### [Instructions to follow]
From the listing below, pull out the lines that hold "subtitle".

### [Information shown]
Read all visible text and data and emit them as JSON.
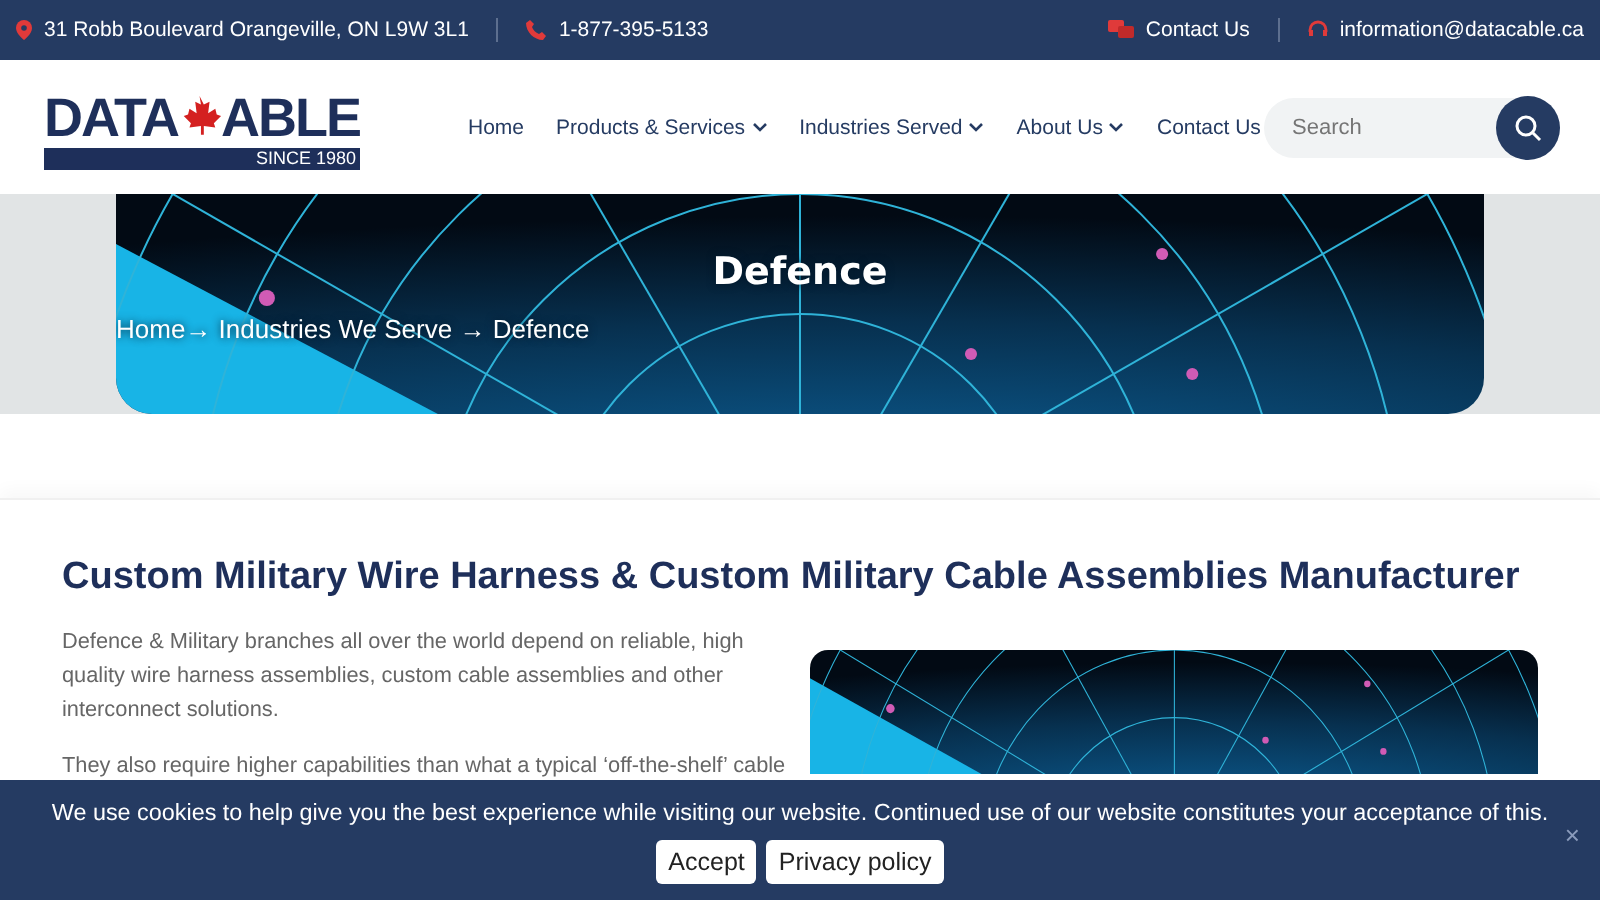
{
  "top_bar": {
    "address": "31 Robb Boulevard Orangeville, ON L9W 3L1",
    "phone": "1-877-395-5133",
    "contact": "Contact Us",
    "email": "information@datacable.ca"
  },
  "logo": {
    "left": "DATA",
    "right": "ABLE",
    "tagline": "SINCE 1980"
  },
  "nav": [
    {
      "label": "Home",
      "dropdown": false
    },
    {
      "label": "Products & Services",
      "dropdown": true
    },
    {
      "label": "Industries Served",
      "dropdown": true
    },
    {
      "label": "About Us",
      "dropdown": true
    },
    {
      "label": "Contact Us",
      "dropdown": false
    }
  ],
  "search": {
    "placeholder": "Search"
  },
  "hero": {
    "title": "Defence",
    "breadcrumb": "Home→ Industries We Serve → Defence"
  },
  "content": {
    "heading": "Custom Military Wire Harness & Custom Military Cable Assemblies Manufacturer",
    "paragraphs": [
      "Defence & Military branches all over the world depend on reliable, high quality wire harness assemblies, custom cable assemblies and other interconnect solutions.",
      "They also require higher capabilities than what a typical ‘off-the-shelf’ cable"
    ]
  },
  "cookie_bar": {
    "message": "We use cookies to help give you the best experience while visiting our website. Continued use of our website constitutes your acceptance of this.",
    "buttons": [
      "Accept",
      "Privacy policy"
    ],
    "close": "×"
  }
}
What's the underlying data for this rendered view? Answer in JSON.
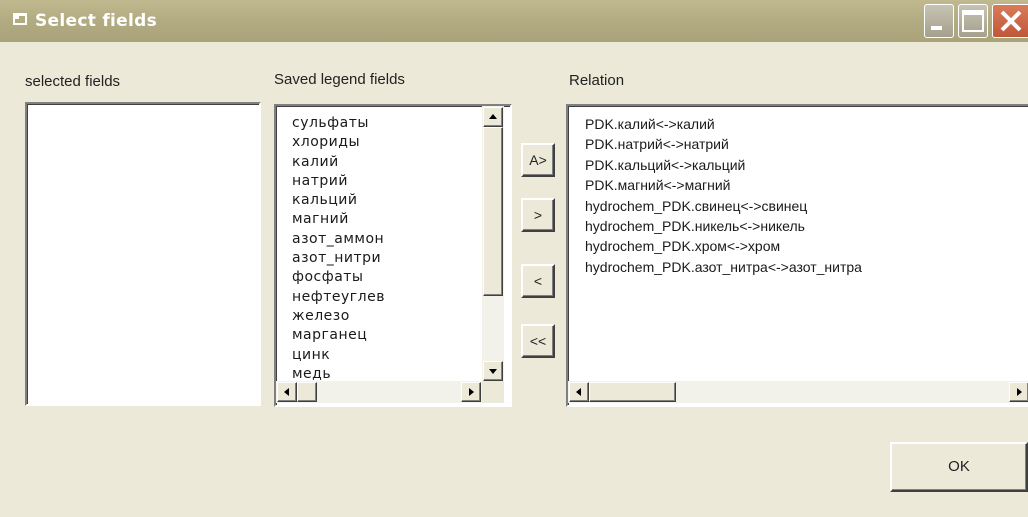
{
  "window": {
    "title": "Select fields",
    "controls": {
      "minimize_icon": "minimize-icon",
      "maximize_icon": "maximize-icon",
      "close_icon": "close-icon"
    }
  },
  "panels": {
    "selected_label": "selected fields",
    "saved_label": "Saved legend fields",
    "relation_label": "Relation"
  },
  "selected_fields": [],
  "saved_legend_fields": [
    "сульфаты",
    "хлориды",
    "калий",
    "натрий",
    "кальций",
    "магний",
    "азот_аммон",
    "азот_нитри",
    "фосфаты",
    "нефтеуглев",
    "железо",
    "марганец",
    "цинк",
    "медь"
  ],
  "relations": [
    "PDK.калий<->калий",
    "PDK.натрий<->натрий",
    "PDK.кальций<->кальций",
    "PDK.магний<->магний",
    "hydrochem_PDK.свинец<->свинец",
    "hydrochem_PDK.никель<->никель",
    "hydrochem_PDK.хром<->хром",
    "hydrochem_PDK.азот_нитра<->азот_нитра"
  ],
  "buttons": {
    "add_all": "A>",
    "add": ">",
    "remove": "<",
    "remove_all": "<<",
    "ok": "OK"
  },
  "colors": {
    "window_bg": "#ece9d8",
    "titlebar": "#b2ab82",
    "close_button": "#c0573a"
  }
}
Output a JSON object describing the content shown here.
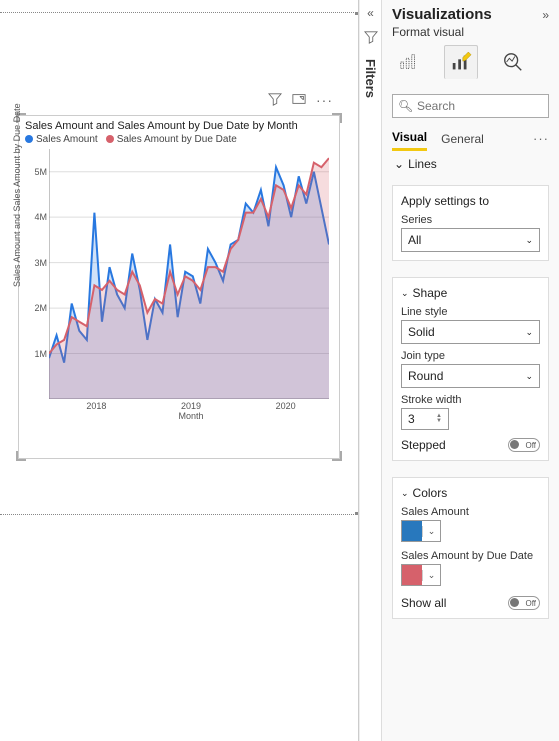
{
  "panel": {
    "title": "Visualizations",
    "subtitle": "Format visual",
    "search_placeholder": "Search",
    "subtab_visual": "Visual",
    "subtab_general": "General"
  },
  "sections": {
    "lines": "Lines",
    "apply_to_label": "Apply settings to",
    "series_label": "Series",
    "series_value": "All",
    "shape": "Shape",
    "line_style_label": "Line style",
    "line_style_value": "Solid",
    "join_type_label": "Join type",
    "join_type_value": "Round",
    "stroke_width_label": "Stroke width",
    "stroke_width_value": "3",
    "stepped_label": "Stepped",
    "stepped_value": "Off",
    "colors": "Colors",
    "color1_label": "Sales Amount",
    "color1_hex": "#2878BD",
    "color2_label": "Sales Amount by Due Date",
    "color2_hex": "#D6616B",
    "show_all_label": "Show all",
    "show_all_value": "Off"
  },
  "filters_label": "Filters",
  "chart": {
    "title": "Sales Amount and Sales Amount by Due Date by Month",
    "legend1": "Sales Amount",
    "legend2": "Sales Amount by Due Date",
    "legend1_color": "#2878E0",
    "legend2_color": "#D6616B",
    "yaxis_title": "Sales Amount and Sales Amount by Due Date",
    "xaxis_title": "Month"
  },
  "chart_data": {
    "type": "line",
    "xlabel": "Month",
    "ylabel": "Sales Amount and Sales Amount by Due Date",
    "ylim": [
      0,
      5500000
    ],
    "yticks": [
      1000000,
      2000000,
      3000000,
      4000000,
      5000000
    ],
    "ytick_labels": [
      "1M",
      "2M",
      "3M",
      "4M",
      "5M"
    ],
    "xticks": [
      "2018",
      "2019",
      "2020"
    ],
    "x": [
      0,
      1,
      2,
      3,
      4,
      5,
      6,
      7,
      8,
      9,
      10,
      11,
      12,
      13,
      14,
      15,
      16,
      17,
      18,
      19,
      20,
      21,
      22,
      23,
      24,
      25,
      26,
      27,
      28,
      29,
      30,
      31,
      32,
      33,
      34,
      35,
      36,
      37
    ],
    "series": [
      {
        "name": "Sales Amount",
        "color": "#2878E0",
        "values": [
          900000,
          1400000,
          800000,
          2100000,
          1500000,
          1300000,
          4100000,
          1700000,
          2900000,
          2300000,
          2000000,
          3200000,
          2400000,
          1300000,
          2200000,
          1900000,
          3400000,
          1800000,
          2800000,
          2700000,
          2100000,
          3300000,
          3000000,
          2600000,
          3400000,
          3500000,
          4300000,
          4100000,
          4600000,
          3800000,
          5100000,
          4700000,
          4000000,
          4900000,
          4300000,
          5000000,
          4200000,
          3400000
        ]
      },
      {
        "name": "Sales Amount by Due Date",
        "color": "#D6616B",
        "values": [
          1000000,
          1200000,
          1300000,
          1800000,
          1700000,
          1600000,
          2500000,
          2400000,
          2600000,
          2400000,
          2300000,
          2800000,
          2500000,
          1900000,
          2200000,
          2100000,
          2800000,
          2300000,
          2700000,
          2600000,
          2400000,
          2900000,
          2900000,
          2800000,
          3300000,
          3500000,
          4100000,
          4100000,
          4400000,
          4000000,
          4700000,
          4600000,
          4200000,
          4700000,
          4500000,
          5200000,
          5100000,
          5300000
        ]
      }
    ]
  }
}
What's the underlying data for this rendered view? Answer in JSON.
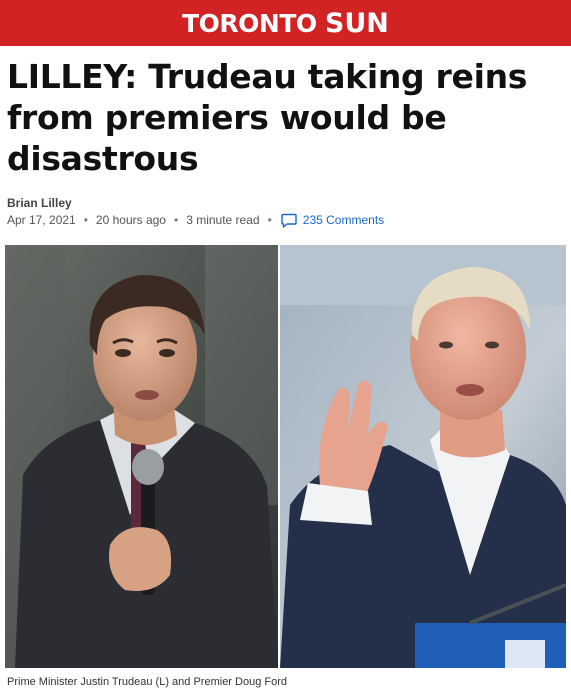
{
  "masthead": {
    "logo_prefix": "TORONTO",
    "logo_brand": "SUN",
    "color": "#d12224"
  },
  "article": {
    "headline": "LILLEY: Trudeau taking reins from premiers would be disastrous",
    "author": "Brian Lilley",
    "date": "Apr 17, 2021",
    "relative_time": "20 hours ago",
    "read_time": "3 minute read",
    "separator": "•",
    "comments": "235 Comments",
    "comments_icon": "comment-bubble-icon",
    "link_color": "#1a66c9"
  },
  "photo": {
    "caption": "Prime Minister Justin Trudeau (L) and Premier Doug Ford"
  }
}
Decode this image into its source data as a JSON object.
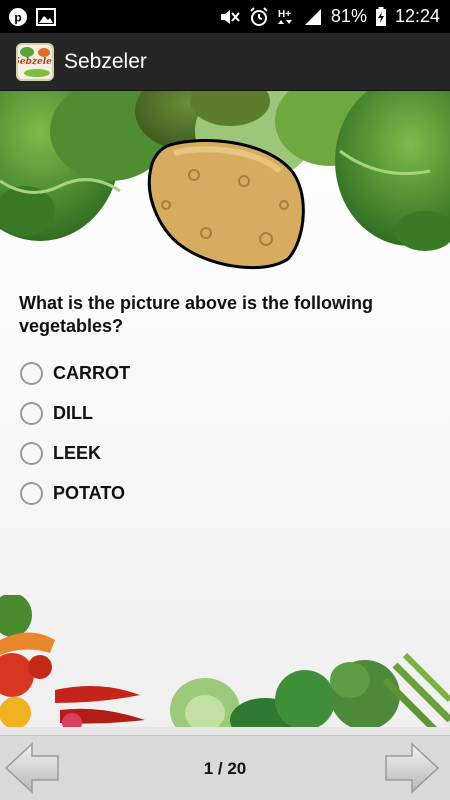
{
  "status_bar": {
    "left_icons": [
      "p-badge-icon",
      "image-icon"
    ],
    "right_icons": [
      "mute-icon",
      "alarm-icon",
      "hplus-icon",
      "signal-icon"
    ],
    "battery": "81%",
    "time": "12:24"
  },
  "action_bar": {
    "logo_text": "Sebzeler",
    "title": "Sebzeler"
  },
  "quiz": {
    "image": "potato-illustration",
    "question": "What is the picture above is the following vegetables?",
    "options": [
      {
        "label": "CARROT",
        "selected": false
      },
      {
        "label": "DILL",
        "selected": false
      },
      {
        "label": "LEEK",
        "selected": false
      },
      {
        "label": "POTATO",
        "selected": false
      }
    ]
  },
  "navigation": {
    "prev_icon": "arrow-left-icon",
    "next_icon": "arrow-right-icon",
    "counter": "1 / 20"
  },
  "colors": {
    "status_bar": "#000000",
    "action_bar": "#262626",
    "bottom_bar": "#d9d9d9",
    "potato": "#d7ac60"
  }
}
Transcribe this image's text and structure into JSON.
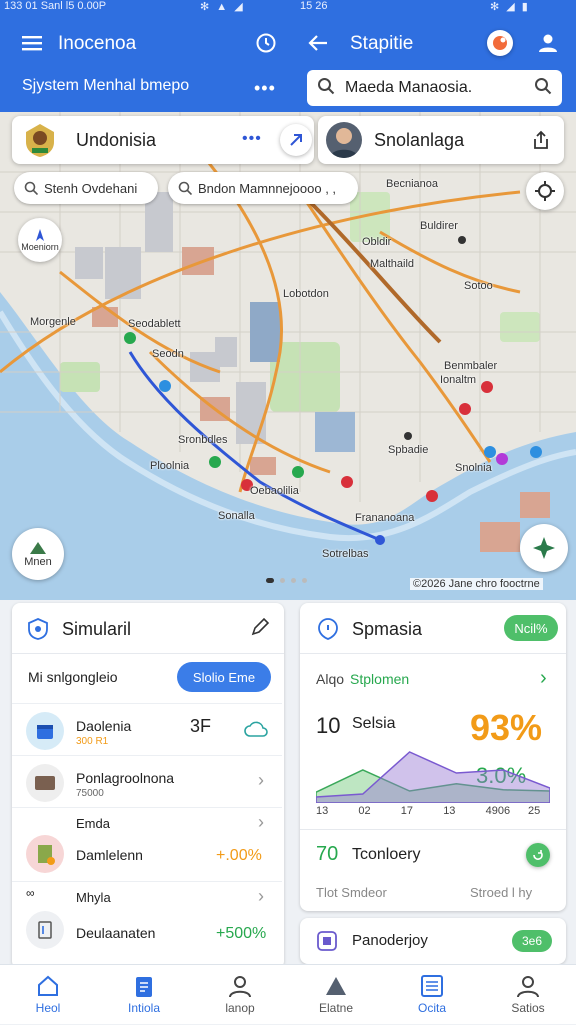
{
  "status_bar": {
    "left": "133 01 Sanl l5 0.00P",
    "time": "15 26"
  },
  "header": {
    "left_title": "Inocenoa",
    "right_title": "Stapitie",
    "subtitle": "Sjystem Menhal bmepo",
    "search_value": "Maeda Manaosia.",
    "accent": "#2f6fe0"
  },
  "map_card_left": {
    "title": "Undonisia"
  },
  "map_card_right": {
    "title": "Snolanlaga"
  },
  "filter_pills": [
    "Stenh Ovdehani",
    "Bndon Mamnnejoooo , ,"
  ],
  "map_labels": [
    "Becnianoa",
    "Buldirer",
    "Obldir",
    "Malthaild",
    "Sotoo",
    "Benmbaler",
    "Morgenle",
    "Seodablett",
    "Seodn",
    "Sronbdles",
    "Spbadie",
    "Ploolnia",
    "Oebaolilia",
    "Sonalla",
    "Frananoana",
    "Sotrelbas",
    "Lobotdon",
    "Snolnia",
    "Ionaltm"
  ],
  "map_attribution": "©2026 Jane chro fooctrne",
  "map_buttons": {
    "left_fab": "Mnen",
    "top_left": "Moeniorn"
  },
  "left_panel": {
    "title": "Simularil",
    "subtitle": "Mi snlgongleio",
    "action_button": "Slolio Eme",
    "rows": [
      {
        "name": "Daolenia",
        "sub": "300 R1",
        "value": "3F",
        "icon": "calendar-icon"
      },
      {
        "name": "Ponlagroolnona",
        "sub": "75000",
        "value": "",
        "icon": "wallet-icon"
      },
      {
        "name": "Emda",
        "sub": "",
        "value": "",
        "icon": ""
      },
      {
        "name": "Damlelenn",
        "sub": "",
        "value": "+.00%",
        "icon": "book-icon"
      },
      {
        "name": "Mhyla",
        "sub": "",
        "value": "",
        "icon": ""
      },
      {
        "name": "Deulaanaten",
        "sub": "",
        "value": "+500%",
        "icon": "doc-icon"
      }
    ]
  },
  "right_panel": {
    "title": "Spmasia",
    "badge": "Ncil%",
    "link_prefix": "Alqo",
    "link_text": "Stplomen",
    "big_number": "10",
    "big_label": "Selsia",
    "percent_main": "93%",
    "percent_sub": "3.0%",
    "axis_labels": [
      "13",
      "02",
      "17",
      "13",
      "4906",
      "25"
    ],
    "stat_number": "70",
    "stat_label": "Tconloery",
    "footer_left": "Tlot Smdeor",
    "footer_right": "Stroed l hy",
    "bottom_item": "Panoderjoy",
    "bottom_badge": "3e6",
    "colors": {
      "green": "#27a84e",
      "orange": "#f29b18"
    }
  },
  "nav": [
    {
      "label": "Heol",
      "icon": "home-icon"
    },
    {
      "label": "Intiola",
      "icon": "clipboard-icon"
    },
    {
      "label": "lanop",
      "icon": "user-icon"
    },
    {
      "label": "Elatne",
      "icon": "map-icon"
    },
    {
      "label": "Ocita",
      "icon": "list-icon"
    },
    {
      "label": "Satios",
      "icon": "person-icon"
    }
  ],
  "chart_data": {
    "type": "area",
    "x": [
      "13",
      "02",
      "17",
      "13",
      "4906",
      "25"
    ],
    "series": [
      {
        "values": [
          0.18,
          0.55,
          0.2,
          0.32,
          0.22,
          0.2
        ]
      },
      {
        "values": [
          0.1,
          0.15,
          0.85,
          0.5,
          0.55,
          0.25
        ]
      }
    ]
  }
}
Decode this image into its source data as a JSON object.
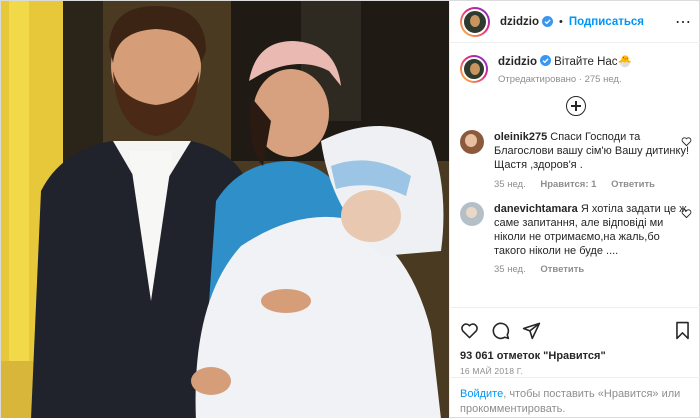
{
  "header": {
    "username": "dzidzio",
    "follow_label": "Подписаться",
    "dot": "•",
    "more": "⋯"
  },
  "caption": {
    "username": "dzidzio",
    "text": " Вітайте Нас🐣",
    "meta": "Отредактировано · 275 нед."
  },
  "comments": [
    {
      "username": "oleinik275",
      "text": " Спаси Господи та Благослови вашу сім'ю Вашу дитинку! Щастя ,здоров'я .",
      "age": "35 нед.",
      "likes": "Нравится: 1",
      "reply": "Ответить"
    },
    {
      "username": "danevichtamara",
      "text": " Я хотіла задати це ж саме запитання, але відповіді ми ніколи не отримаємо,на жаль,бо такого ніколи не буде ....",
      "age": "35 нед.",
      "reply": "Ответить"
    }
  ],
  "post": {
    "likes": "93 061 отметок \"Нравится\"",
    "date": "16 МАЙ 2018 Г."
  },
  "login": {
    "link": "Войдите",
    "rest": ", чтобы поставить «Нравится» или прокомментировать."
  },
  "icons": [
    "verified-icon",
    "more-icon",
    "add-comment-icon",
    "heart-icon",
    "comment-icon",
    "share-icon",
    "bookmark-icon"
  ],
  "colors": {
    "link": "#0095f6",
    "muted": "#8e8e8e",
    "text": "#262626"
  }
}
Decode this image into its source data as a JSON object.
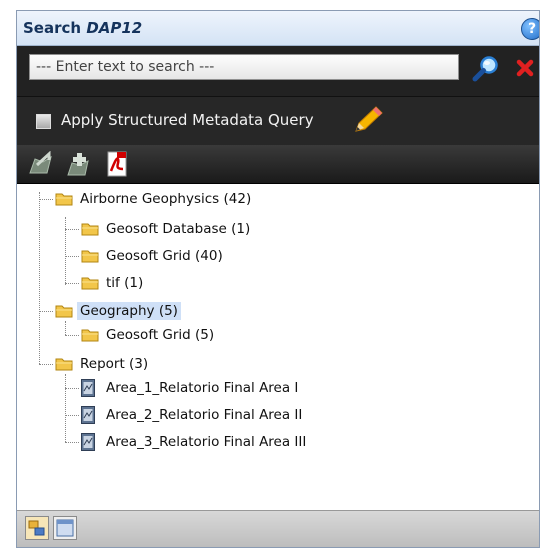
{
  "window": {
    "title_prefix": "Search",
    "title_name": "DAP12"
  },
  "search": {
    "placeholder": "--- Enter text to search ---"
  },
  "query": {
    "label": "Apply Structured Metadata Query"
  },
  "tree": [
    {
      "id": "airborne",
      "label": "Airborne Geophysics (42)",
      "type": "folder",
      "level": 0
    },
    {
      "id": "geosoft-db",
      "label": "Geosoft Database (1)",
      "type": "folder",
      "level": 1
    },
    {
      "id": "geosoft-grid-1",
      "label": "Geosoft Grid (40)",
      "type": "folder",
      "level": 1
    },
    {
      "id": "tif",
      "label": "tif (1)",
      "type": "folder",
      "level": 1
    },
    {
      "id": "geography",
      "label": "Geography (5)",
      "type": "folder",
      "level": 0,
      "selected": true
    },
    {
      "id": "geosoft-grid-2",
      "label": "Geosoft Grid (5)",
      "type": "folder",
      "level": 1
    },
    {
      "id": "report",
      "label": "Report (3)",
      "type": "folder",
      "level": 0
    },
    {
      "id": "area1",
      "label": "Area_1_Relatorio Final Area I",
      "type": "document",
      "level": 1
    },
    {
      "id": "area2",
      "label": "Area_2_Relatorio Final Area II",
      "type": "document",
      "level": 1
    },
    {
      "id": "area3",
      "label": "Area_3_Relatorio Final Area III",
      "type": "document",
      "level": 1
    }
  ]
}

### [Answer below]
    "subtitle": "Format visual",
    "subtitle": "Sjystem Menhal bmepo",
    "subtitle": "Mi snlgongleio",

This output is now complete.